AIM OF THE EXERCISE → Copy out the listing that follows, exactly, without its pictures.

Stored records:
## Start

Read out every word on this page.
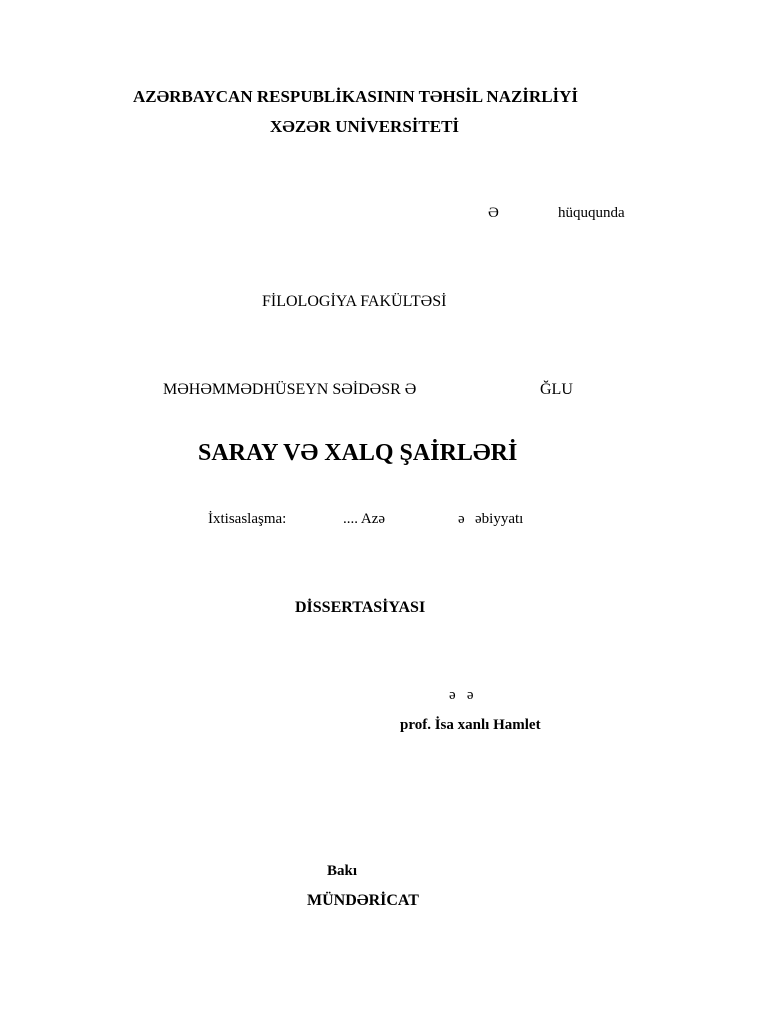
AZƏRBAYCAN RESPUBLİKASININ TƏHSİL NAZİRLİYİ
XƏZƏR UNİVERSİTETİ
Ə	hüququnda
FİLOLOGİYA FAKÜLTƏSİ
MƏHƏMMƏDHÜSEYN SƏİDƏSR Ə	ĞLU
SARAY VƏ XALQ ŞAİRLƏRİ
İxtisaslaşma:	.... Azə	ə əbiyyatı
DİSSERTASİYASI
ə   ə
prof. İsa xanlı Hamlet
Bakı
MÜNDƏRİCAT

## End

OUTPUT FOR THIS TASK →
Read out every word on this page.
AZƏRBAYCAN RESPUBLİKASININ TƏHSİL NAZİRLİYİ
XƏZƏR UNİVERSİTETİ
Ə	hüququnda
FİLOLOGİYA FAKÜLTƏSİ
MƏHƏMMƏDHÜSEYN SƏİDƏSR Ə	ĞLU
SARAY VƏ XALQ ŞAİRLƏRİ
İxtisaslaşma:	.... Azə	ə əbiyyatı
DİSSERTASİYASI
ə   ə
prof. İsa xanlı Hamlet
Bakı
MÜNDƏRİCAT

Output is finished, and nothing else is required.